▸ **WHAT IS REQUIRED**: Out of the lines below, please list those that hold the string "достижения".

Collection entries
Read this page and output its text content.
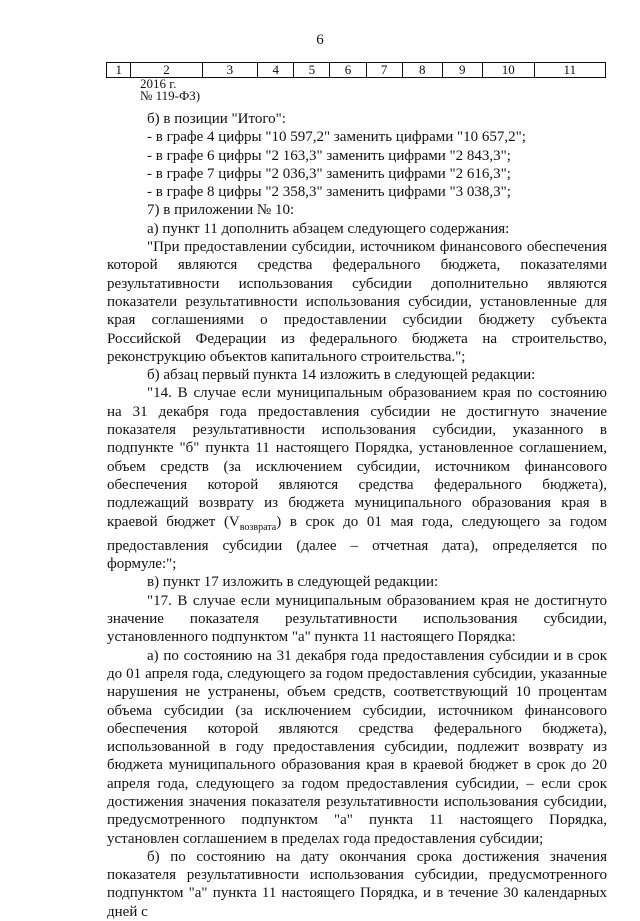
6
1	2	3	4	5	6	7	8	9	10	11
2016 г.
№ 119-ФЗ)

б) в позиции "Итого":

- в графе 4 цифры "10 597,2" заменить цифрами "10 657,2";

- в графе 6 цифры "2 163,3" заменить цифрами "2 843,3";

- в графе 7 цифры "2 036,3" заменить цифрами "2 616,3";

- в графе 8 цифры "2 358,3" заменить цифрами "3 038,3";

7) в приложении № 10:

а) пункт 11 дополнить абзацем следующего содержания:

"При предоставлении субсидии, источником финансового обеспечения которой являются средства федерального бюджета, показателями результативности использования субсидии дополнительно являются показатели результативности использования субсидии, установленные для края соглашениями о предоставлении субсидии бюджету субъекта Российской Федерации из федерального бюджета на строительство, реконструкцию объектов капитального строительства.";

б) абзац первый пункта 14 изложить в следующей редакции:

"14. В случае если муниципальным образованием края по состоянию на 31 декабря года предоставления субсидии не достигнуто значение показателя результативности использования субсидии, указанного в подпункте "б" пункта 11 настоящего Порядка, установленное соглашением, объем средств (за исключением субсидии, источником финансового обеспечения которой являются средства федерального бюджета), подлежащий возврату из бюджета муниципального образования края в краевой бюджет $(V_{возврата})$ в срок до 01 мая года, следующего за годом предоставления субсидии (далее – отчетная дата), определяется по формуле:";

в) пункт 17 изложить в следующей редакции:

"17. В случае если муниципальным образованием края не достигнуто значение показателя результативности использования субсидии, установленного подпунктом "а" пункта 11 настоящего Порядка:

а) по состоянию на 31 декабря года предоставления субсидии и в срок до 01 апреля года, следующего за годом предоставления субсидии, указанные нарушения не устранены, объем средств, соответствующий 10 процентам объема субсидии (за исключением субсидии, источником финансового обеспечения которой являются средства федерального бюджета), использованной в году предоставления субсидии, подлежит возврату из бюджета муниципального образования края в краевой бюджет в срок до 20 апреля года, следующего за годом предоставления субсидии, – если срок достижения значения показателя результативности использования субсидии, предусмотренного подпунктом "а" пункта 11 настоящего Порядка, установлен соглашением в пределах года предоставления субсидии;

б) по состоянию на дату окончания срока достижения значения показателя результативности использования субсидии, предусмотренного подпунктом "а" пункта 11 настоящего Порядка, и в течение 30 календарных дней с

▸ **SOLVED EXERCISE**:
а) по состоянию на 31 декабря года предоставления субсидии и в срок до 01 апреля года, следующего за годом предоставления субсидии, указанные нарушения не устранены, объем средств, соответствующий 10 процентам объема субсидии (за исключением субсидии, источником финансового обеспечения которой являются средства федерального бюджета), использованной в году предоставления субсидии, подлежит возврату из бюджета муниципального образования края в краевой бюджет в срок до 20 апреля года, следующего за годом предоставления субсидии, – если срок достижения значения показателя результативности использования субсидии, предусмотренного подпунктом "а" пункта 11 настоящего Порядка, установлен соглашением в пределах года предоставления субсидии;
б) по состоянию на дату окончания срока достижения значения показателя результативности использования субсидии, предусмотренного подпунктом "а" пункта 11 настоящего Порядка, и в течение 30 календарных дней с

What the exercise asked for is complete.